Give the number of lines containing "color" in this listing, with no other words.

##############################

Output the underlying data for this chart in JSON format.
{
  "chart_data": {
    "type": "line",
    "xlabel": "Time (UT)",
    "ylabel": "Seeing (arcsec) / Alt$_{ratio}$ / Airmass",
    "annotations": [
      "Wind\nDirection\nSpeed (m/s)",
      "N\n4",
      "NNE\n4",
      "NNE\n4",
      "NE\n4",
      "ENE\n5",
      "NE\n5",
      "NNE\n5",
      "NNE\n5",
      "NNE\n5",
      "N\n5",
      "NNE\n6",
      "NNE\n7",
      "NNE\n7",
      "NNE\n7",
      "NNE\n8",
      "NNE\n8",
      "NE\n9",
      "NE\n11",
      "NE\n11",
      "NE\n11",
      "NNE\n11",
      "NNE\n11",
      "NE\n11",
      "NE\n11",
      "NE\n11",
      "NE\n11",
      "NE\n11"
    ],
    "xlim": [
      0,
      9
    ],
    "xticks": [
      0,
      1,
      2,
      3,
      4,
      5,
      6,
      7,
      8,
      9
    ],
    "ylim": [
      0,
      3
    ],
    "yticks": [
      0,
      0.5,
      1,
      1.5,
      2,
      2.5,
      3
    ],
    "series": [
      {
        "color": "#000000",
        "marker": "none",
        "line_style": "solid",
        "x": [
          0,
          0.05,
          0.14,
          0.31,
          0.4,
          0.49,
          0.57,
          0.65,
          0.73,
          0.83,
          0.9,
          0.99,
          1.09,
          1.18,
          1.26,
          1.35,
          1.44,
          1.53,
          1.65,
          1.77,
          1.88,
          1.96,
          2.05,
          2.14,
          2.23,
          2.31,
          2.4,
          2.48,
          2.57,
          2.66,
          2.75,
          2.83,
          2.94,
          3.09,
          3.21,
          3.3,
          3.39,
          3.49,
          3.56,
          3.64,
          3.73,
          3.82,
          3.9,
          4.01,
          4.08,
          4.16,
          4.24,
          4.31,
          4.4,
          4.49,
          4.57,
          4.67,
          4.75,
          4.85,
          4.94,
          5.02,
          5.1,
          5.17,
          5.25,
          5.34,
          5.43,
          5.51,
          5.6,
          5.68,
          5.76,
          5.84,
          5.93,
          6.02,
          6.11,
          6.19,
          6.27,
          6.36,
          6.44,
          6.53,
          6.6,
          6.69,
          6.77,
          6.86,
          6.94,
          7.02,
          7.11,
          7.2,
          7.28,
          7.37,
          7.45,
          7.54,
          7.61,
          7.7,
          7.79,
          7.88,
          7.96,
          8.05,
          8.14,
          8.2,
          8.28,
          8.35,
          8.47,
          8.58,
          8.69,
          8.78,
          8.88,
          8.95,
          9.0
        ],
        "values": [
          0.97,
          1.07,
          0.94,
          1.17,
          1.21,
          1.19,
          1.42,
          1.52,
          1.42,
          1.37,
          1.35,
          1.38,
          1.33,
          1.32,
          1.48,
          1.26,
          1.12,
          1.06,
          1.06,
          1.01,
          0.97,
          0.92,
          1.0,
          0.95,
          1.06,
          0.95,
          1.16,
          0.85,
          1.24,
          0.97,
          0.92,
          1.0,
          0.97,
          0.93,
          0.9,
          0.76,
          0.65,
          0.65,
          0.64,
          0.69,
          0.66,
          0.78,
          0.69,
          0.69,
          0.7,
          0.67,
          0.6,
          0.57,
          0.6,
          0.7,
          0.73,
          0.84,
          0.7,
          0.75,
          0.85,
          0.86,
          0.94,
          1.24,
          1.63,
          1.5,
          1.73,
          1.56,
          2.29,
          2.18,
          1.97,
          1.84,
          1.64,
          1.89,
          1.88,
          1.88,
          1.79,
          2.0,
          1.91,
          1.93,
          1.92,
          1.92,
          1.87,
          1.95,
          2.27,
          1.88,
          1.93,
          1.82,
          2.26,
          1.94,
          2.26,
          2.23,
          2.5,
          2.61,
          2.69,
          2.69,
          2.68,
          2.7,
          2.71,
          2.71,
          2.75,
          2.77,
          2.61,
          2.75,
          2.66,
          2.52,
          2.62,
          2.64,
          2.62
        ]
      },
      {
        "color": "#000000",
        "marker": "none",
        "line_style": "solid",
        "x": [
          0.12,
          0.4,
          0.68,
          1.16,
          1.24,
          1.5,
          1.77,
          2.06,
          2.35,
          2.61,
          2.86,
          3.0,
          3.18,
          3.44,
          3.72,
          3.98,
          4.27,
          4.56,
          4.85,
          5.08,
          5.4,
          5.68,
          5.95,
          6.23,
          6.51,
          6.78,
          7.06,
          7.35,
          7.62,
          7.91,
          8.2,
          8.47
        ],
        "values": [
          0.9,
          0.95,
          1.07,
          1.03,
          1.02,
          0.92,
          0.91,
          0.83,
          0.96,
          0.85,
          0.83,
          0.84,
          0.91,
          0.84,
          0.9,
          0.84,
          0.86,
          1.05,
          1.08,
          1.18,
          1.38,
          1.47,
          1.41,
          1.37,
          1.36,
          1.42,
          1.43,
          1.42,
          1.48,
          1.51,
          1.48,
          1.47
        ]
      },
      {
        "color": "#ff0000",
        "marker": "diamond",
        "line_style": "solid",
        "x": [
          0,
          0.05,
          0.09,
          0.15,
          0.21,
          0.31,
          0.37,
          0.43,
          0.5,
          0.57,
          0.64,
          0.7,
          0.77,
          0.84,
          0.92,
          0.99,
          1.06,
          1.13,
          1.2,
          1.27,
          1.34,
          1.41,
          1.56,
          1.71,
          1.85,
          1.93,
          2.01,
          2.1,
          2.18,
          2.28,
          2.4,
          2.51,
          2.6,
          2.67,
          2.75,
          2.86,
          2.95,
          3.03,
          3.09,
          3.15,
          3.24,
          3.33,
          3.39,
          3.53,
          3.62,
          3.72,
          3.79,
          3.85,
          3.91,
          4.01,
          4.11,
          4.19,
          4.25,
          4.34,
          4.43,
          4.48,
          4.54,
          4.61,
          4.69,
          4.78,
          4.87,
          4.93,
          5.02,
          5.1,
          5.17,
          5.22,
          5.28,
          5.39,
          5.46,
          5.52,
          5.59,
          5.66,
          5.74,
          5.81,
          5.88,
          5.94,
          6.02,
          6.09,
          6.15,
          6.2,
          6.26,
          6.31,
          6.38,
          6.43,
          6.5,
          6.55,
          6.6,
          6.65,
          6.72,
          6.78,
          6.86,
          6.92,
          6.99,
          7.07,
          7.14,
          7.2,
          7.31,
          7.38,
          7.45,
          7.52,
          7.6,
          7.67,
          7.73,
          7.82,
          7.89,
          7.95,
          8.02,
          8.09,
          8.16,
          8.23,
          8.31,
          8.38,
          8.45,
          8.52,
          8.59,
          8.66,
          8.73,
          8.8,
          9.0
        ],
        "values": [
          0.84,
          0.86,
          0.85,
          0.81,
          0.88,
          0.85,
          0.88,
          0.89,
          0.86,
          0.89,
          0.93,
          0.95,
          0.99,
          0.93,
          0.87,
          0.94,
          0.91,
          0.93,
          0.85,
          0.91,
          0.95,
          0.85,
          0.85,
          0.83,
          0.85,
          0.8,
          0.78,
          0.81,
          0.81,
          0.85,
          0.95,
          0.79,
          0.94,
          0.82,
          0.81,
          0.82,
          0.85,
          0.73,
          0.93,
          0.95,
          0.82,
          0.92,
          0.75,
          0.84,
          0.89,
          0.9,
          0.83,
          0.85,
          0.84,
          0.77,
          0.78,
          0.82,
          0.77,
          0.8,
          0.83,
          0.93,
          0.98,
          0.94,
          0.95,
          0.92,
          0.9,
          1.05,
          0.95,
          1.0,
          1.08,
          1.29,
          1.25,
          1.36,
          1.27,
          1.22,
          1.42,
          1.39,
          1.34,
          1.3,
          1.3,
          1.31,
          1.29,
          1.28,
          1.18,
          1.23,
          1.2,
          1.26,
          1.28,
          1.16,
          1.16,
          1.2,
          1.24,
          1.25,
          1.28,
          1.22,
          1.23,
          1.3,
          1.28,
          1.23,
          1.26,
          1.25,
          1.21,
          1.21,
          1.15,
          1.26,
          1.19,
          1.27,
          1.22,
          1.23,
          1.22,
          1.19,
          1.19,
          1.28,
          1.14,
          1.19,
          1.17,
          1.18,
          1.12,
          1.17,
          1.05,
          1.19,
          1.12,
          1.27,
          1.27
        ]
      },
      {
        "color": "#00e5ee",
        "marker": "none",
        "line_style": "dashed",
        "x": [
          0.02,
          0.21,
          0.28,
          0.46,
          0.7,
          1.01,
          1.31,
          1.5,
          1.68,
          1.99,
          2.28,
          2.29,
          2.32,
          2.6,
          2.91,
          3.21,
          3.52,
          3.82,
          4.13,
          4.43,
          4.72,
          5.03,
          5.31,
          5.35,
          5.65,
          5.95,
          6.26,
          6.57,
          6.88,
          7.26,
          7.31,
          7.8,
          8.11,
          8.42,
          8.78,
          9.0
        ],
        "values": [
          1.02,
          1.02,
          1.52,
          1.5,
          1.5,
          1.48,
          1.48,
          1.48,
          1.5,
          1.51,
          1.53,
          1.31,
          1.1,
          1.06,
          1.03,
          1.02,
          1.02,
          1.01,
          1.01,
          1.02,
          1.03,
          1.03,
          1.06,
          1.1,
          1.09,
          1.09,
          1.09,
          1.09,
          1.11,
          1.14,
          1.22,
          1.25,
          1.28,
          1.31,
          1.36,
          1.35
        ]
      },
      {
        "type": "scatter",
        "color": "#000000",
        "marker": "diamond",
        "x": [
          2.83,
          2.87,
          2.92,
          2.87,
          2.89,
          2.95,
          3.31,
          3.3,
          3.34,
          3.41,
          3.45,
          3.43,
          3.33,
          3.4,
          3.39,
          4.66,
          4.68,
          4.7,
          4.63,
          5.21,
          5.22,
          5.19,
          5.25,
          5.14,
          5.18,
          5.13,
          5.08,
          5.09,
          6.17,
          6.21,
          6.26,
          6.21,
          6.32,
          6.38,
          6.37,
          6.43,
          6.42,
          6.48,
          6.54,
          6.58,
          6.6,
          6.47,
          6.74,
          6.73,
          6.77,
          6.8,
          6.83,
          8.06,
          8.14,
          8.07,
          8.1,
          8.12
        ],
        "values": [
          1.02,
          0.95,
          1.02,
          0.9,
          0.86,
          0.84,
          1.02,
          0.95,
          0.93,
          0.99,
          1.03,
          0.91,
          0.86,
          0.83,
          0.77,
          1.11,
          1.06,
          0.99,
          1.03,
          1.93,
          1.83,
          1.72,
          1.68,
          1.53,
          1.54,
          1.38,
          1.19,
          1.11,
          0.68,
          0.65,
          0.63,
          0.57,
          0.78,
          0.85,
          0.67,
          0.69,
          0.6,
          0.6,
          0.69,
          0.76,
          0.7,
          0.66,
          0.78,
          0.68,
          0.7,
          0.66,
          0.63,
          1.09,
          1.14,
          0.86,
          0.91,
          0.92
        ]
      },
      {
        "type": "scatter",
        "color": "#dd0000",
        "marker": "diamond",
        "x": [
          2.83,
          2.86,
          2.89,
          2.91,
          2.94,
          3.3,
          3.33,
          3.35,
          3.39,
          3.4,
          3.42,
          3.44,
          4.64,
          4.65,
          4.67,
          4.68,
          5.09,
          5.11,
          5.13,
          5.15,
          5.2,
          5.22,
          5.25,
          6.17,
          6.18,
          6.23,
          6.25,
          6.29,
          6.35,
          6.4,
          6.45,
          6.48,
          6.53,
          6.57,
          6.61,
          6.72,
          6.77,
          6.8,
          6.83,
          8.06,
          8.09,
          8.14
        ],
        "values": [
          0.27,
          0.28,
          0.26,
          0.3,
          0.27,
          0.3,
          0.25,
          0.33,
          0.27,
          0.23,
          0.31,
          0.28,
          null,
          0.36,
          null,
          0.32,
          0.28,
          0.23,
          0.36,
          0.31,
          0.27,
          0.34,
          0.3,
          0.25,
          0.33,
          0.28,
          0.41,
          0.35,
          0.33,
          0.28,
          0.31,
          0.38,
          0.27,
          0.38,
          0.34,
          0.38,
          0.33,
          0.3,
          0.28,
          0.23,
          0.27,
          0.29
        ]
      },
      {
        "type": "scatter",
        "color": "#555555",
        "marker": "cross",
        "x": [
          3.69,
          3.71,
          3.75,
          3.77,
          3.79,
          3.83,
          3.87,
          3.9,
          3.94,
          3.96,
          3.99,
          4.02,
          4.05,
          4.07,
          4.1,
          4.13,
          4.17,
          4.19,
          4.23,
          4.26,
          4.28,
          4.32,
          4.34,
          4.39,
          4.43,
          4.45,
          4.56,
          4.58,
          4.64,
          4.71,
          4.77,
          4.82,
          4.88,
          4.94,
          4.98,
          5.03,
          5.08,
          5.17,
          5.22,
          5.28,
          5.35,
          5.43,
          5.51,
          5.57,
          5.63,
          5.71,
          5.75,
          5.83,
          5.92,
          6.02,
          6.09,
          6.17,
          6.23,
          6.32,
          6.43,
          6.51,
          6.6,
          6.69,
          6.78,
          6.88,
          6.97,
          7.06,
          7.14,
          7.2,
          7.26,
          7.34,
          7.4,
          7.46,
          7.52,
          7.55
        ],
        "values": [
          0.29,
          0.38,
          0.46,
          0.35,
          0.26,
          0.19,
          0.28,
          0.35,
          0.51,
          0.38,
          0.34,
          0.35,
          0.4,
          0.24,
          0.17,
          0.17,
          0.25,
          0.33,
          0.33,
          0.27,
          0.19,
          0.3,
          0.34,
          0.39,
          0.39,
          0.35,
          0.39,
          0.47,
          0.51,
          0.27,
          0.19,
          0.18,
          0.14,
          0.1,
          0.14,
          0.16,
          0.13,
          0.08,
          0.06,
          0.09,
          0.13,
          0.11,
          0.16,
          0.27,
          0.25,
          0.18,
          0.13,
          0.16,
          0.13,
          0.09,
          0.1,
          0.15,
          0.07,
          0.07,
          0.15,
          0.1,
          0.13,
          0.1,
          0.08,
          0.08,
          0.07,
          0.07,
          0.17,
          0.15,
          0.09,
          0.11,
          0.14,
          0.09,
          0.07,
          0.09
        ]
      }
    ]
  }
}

##############################

= Solved problem =
7